▶ RECORDS PROVIDED:
━━━━

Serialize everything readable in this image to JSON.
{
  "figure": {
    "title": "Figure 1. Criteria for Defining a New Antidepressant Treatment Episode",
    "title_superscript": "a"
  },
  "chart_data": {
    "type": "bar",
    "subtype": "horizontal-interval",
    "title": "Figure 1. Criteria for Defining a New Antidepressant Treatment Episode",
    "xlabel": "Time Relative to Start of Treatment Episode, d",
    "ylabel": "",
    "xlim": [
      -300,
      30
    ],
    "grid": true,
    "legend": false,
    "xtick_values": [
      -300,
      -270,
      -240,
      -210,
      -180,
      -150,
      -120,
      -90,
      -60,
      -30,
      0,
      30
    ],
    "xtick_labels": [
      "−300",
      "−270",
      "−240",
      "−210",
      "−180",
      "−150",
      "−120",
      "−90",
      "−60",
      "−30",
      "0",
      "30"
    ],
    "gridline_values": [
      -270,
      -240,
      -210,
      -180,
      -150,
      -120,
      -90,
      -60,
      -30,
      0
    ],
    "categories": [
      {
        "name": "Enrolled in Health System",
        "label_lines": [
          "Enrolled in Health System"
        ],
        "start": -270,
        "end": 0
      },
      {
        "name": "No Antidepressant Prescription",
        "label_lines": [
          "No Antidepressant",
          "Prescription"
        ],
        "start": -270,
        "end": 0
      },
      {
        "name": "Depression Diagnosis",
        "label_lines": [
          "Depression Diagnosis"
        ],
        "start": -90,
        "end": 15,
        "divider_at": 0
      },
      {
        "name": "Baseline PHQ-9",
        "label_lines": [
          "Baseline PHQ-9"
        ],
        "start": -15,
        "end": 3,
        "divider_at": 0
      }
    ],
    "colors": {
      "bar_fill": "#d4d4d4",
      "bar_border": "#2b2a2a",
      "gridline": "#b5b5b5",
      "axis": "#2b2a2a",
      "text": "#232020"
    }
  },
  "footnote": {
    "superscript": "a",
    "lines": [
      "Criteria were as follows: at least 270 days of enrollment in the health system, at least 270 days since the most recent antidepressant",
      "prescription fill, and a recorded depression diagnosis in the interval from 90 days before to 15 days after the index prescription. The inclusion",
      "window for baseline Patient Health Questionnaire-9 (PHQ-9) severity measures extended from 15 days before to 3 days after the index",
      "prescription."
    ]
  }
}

━━━━

▶ YOUR GOAL: Copy the material above back out, exactly as written.

▶ TASK SOLUTION:
Serialize everything readable in this image to JSON.
{
  "figure": {
    "title": "Figure 1. Criteria for Defining a New Antidepressant Treatment Episode",
    "title_superscript": "a"
  },
  "chart_data": {
    "type": "bar",
    "subtype": "horizontal-interval",
    "title": "Figure 1. Criteria for Defining a New Antidepressant Treatment Episode",
    "xlabel": "Time Relative to Start of Treatment Episode, d",
    "ylabel": "",
    "xlim": [
      -300,
      30
    ],
    "grid": true,
    "legend": false,
    "xtick_values": [
      -300,
      -270,
      -240,
      -210,
      -180,
      -150,
      -120,
      -90,
      -60,
      -30,
      0,
      30
    ],
    "xtick_labels": [
      "−300",
      "−270",
      "−240",
      "−210",
      "−180",
      "−150",
      "−120",
      "−90",
      "−60",
      "−30",
      "0",
      "30"
    ],
    "gridline_values": [
      -270,
      -240,
      -210,
      -180,
      -150,
      -120,
      -90,
      -60,
      -30,
      0
    ],
    "categories": [
      {
        "name": "Enrolled in Health System",
        "label_lines": [
          "Enrolled in Health System"
        ],
        "start": -270,
        "end": 0
      },
      {
        "name": "No Antidepressant Prescription",
        "label_lines": [
          "No Antidepressant",
          "Prescription"
        ],
        "start": -270,
        "end": 0
      },
      {
        "name": "Depression Diagnosis",
        "label_lines": [
          "Depression Diagnosis"
        ],
        "start": -90,
        "end": 15,
        "divider_at": 0
      },
      {
        "name": "Baseline PHQ-9",
        "label_lines": [
          "Baseline PHQ-9"
        ],
        "start": -15,
        "end": 3,
        "divider_at": 0
      }
    ],
    "colors": {
      "bar_fill": "#d4d4d4",
      "bar_border": "#2b2a2a",
      "gridline": "#b5b5b5",
      "axis": "#2b2a2a",
      "text": "#232020"
    }
  },
  "footnote": {
    "superscript": "a",
    "lines": [
      "Criteria were as follows: at least 270 days of enrollment in the health system, at least 270 days since the most recent antidepressant",
      "prescription fill, and a recorded depression diagnosis in the interval from 90 days before to 15 days after the index prescription. The inclusion",
      "window for baseline Patient Health Questionnaire-9 (PHQ-9) severity measures extended from 15 days before to 3 days after the index",
      "prescription."
    ]
  }
}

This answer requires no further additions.